** Instructions to follow **
Repeat the listing in full, word for word.

** Data supplied **

------------------------------------------------------------------------

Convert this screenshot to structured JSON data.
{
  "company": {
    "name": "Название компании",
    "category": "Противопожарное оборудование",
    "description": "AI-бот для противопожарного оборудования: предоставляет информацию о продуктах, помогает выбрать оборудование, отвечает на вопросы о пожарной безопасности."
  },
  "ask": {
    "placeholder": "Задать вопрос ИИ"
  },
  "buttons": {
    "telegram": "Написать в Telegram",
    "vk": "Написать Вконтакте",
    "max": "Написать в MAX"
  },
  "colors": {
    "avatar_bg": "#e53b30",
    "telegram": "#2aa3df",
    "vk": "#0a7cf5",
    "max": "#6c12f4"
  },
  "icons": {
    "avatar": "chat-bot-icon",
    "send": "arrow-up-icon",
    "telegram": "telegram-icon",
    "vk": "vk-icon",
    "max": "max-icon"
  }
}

------------------------------------------------------------------------

** Solution **
Convert this screenshot to structured JSON data.
{
  "company": {
    "name": "Название компании",
    "category": "Противопожарное оборудование",
    "description": "AI-бот для противопожарного оборудования: предоставляет информацию о продуктах, помогает выбрать оборудование, отвечает на вопросы о пожарной безопасности."
  },
  "ask": {
    "placeholder": "Задать вопрос ИИ"
  },
  "buttons": {
    "telegram": "Написать в Telegram",
    "vk": "Написать Вконтакте",
    "max": "Написать в MAX"
  },
  "colors": {
    "avatar_bg": "#e53b30",
    "telegram": "#2aa3df",
    "vk": "#0a7cf5",
    "max": "#6c12f4"
  },
  "icons": {
    "avatar": "chat-bot-icon",
    "send": "arrow-up-icon",
    "telegram": "telegram-icon",
    "vk": "vk-icon",
    "max": "max-icon"
  }
}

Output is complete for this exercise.